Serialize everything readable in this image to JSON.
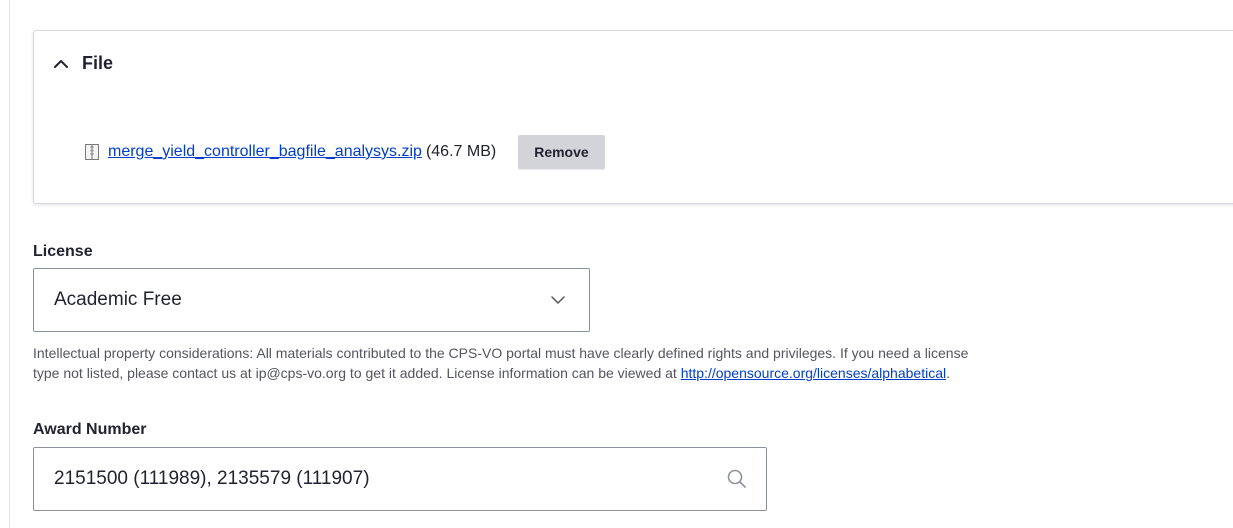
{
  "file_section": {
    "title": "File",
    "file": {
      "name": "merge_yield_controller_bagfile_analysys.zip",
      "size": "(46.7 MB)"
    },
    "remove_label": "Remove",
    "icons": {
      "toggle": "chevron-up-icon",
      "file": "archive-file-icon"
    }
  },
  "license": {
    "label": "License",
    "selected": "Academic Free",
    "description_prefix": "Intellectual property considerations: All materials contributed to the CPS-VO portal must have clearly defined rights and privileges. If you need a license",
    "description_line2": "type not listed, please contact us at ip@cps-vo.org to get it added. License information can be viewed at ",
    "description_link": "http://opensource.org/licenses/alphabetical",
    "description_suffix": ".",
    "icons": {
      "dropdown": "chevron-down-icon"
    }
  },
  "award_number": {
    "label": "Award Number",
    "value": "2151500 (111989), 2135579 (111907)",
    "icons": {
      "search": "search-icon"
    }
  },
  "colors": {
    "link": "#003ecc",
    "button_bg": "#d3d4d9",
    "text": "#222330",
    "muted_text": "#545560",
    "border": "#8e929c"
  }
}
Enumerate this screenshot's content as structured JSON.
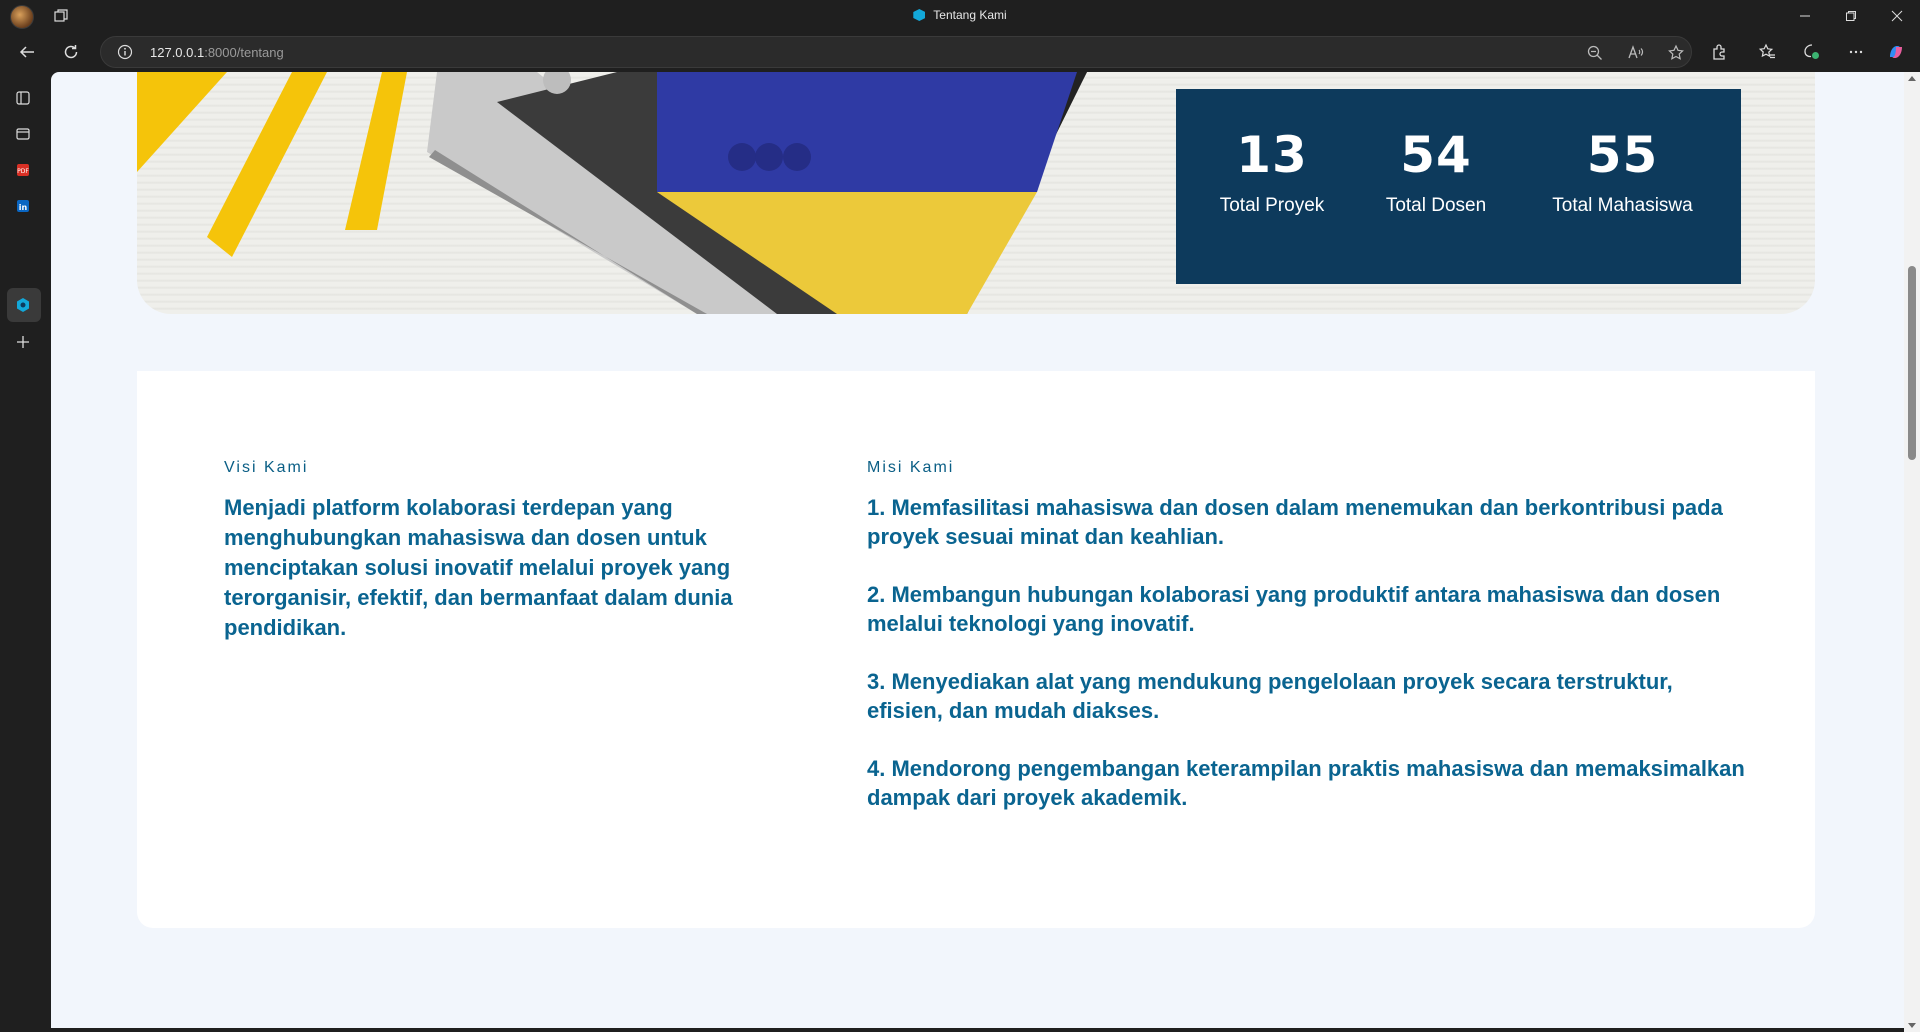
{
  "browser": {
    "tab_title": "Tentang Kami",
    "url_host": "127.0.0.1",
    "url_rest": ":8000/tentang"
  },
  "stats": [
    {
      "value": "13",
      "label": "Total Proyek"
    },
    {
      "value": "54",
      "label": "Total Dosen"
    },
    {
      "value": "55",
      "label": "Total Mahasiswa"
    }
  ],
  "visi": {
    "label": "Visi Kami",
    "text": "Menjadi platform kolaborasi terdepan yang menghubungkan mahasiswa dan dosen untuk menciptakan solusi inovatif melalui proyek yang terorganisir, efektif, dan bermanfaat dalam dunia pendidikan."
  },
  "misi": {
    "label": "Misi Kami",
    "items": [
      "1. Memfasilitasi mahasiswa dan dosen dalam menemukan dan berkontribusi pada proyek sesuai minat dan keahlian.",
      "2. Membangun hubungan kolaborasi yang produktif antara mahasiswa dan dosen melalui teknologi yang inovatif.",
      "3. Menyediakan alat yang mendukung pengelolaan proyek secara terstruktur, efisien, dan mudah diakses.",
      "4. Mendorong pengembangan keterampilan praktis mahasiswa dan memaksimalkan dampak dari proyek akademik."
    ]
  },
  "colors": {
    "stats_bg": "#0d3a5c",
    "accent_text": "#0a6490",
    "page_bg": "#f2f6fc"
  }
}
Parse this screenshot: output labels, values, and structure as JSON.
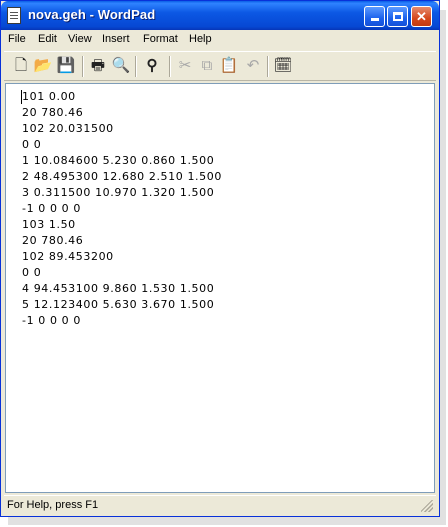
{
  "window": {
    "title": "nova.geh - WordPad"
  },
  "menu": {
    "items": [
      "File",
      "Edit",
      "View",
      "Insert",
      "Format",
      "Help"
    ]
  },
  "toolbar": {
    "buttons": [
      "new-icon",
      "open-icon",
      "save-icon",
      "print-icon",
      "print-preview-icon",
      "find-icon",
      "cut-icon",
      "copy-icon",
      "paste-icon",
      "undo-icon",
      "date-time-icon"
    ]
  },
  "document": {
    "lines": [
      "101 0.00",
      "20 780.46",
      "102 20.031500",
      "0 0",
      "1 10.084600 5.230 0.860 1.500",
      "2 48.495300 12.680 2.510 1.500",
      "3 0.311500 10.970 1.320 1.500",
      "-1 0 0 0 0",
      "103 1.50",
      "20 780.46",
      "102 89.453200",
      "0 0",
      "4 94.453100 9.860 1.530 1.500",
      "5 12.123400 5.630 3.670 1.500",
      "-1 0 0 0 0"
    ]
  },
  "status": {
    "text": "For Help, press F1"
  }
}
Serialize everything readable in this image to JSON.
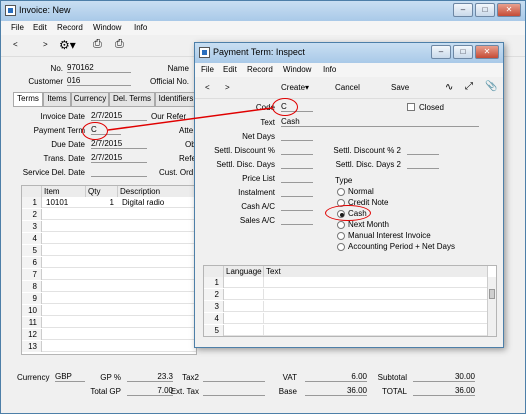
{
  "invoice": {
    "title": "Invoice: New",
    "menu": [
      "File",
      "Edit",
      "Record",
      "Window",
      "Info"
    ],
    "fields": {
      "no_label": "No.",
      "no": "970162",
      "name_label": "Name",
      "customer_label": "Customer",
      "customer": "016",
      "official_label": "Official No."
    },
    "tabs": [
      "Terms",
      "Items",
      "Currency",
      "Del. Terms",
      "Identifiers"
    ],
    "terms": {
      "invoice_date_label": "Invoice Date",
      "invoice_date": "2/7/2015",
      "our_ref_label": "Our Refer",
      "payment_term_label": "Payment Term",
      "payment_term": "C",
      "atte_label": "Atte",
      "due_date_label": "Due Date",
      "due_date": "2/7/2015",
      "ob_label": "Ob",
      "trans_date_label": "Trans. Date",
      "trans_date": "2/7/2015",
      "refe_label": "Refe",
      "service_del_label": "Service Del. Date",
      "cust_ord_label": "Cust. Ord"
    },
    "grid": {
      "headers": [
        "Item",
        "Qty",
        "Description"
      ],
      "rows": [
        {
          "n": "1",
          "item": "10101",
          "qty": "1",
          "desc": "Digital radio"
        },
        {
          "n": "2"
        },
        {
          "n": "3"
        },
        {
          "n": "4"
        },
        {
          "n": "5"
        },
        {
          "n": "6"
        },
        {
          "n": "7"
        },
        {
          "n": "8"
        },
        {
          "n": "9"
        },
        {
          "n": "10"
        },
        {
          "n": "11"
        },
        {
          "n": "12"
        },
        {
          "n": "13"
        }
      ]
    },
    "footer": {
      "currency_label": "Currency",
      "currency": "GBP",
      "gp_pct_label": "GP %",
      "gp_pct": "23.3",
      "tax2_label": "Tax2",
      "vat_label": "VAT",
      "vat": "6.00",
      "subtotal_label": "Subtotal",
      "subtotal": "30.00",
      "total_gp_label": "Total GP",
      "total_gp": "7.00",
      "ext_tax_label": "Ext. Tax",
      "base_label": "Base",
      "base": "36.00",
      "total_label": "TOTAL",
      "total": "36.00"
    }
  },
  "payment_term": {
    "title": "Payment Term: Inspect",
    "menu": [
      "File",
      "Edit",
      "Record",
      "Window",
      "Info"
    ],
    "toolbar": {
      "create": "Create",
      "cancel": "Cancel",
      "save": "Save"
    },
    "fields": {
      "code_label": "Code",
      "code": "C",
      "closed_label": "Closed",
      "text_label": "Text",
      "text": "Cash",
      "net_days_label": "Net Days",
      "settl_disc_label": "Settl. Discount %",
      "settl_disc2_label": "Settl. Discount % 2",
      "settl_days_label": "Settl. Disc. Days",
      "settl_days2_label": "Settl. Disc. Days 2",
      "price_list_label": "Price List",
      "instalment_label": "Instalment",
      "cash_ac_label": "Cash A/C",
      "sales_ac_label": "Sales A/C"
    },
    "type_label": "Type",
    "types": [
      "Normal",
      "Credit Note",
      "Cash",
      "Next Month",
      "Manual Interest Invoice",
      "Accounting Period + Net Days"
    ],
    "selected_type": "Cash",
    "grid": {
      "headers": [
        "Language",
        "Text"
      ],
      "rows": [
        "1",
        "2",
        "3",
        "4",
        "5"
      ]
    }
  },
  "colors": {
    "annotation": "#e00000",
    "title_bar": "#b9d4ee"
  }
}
■ ■ ■ ■ ■
### SHORT PROBLEM
The listing above must be printed again exactly, minus its pictures.

### RESULT FOR THIS EXERCISE
Serialize everything readable in this image to JSON.
{
  "file_section": {
    "title": "File",
    "file": {
      "name": "merge_yield_controller_bagfile_analysys.zip",
      "size": "(46.7 MB)"
    },
    "remove_label": "Remove",
    "icons": {
      "toggle": "chevron-up-icon",
      "file": "archive-file-icon"
    }
  },
  "license": {
    "label": "License",
    "selected": "Academic Free",
    "description_prefix": "Intellectual property considerations: All materials contributed to the CPS-VO portal must have clearly defined rights and privileges. If you need a license",
    "description_line2": "type not listed, please contact us at ip@cps-vo.org to get it added. License information can be viewed at ",
    "description_link": "http://opensource.org/licenses/alphabetical",
    "description_suffix": ".",
    "icons": {
      "dropdown": "chevron-down-icon"
    }
  },
  "award_number": {
    "label": "Award Number",
    "value": "2151500 (111989), 2135579 (111907)",
    "icons": {
      "search": "search-icon"
    }
  },
  "colors": {
    "link": "#003ecc",
    "button_bg": "#d3d4d9",
    "text": "#222330",
    "muted_text": "#545560",
    "border": "#8e929c"
  }
}
Enumerate this screenshot's content as structured JSON.
{
  "browser": {
    "tab_title": "Tentang Kami",
    "url_host": "127.0.0.1",
    "url_rest": ":8000/tentang"
  },
  "stats": [
    {
      "value": "13",
      "label": "Total Proyek"
    },
    {
      "value": "54",
      "label": "Total Dosen"
    },
    {
      "value": "55",
      "label": "Total Mahasiswa"
    }
  ],
  "visi": {
    "label": "Visi Kami",
    "text": "Menjadi platform kolaborasi terdepan yang menghubungkan mahasiswa dan dosen untuk menciptakan solusi inovatif melalui proyek yang terorganisir, efektif, dan bermanfaat dalam dunia pendidikan."
  },
  "misi": {
    "label": "Misi Kami",
    "items": [
      "1. Memfasilitasi mahasiswa dan dosen dalam menemukan dan berkontribusi pada proyek sesuai minat dan keahlian.",
      "2. Membangun hubungan kolaborasi yang produktif antara mahasiswa dan dosen melalui teknologi yang inovatif.",
      "3. Menyediakan alat yang mendukung pengelolaan proyek secara terstruktur, efisien, dan mudah diakses.",
      "4. Mendorong pengembangan keterampilan praktis mahasiswa dan memaksimalkan dampak dari proyek akademik."
    ]
  },
  "colors": {
    "stats_bg": "#0d3a5c",
    "accent_text": "#0a6490",
    "page_bg": "#f2f6fc"
  }
}
Parse this screenshot: output labels, values, and structure as JSON.
{
  "window": {
    "title": "nova.geh - WordPad"
  },
  "menu": {
    "items": [
      "File",
      "Edit",
      "View",
      "Insert",
      "Format",
      "Help"
    ]
  },
  "toolbar": {
    "buttons": [
      "new-icon",
      "open-icon",
      "save-icon",
      "print-icon",
      "print-preview-icon",
      "find-icon",
      "cut-icon",
      "copy-icon",
      "paste-icon",
      "undo-icon",
      "date-time-icon"
    ]
  },
  "document": {
    "lines": [
      "101 0.00",
      "20 780.46",
      "102 20.031500",
      "0 0",
      "1 10.084600 5.230 0.860 1.500",
      "2 48.495300 12.680 2.510 1.500",
      "3 0.311500 10.970 1.320 1.500",
      "-1 0 0 0 0",
      "103 1.50",
      "20 780.46",
      "102 89.453200",
      "0 0",
      "4 94.453100 9.860 1.530 1.500",
      "5 12.123400 5.630 3.670 1.500",
      "-1 0 0 0 0"
    ]
  },
  "status": {
    "text": "For Help, press F1"
  }
}
Serialize everything readable in this image to JSON.
{
  "invoice": {
    "title": "Invoice: New",
    "menu": [
      "File",
      "Edit",
      "Record",
      "Window",
      "Info"
    ],
    "fields": {
      "no_label": "No.",
      "no": "970162",
      "name_label": "Name",
      "customer_label": "Customer",
      "customer": "016",
      "official_label": "Official No."
    },
    "tabs": [
      "Terms",
      "Items",
      "Currency",
      "Del. Terms",
      "Identifiers"
    ],
    "terms": {
      "invoice_date_label": "Invoice Date",
      "invoice_date": "2/7/2015",
      "our_ref_label": "Our Refer",
      "payment_term_label": "Payment Term",
      "payment_term": "C",
      "atte_label": "Atte",
      "due_date_label": "Due Date",
      "due_date": "2/7/2015",
      "ob_label": "Ob",
      "trans_date_label": "Trans. Date",
      "trans_date": "2/7/2015",
      "refe_label": "Refe",
      "service_del_label": "Service Del. Date",
      "cust_ord_label": "Cust. Ord"
    },
    "grid": {
      "headers": [
        "Item",
        "Qty",
        "Description"
      ],
      "rows": [
        {
          "n": "1",
          "item": "10101",
          "qty": "1",
          "desc": "Digital radio"
        },
        {
          "n": "2"
        },
        {
          "n": "3"
        },
        {
          "n": "4"
        },
        {
          "n": "5"
        },
        {
          "n": "6"
        },
        {
          "n": "7"
        },
        {
          "n": "8"
        },
        {
          "n": "9"
        },
        {
          "n": "10"
        },
        {
          "n": "11"
        },
        {
          "n": "12"
        },
        {
          "n": "13"
        }
      ]
    },
    "footer": {
      "currency_label": "Currency",
      "currency": "GBP",
      "gp_pct_label": "GP %",
      "gp_pct": "23.3",
      "tax2_label": "Tax2",
      "vat_label": "VAT",
      "vat": "6.00",
      "subtotal_label": "Subtotal",
      "subtotal": "30.00",
      "total_gp_label": "Total GP",
      "total_gp": "7.00",
      "ext_tax_label": "Ext. Tax",
      "base_label": "Base",
      "base": "36.00",
      "total_label": "TOTAL",
      "total": "36.00"
    }
  },
  "payment_term": {
    "title": "Payment Term: Inspect",
    "menu": [
      "File",
      "Edit",
      "Record",
      "Window",
      "Info"
    ],
    "toolbar": {
      "create": "Create",
      "cancel": "Cancel",
      "save": "Save"
    },
    "fields": {
      "code_label": "Code",
      "code": "C",
      "closed_label": "Closed",
      "text_label": "Text",
      "text": "Cash",
      "net_days_label": "Net Days",
      "settl_disc_label": "Settl. Discount %",
      "settl_disc2_label": "Settl. Discount % 2",
      "settl_days_label": "Settl. Disc. Days",
      "settl_days2_label": "Settl. Disc. Days 2",
      "price_list_label": "Price List",
      "instalment_label": "Instalment",
      "cash_ac_label": "Cash A/C",
      "sales_ac_label": "Sales A/C"
    },
    "type_label": "Type",
    "types": [
      "Normal",
      "Credit Note",
      "Cash",
      "Next Month",
      "Manual Interest Invoice",
      "Accounting Period + Net Days"
    ],
    "selected_type": "Cash",
    "grid": {
      "headers": [
        "Language",
        "Text"
      ],
      "rows": [
        "1",
        "2",
        "3",
        "4",
        "5"
      ]
    }
  },
  "colors": {
    "annotation": "#e00000",
    "title_bar": "#b9d4ee"
  }
}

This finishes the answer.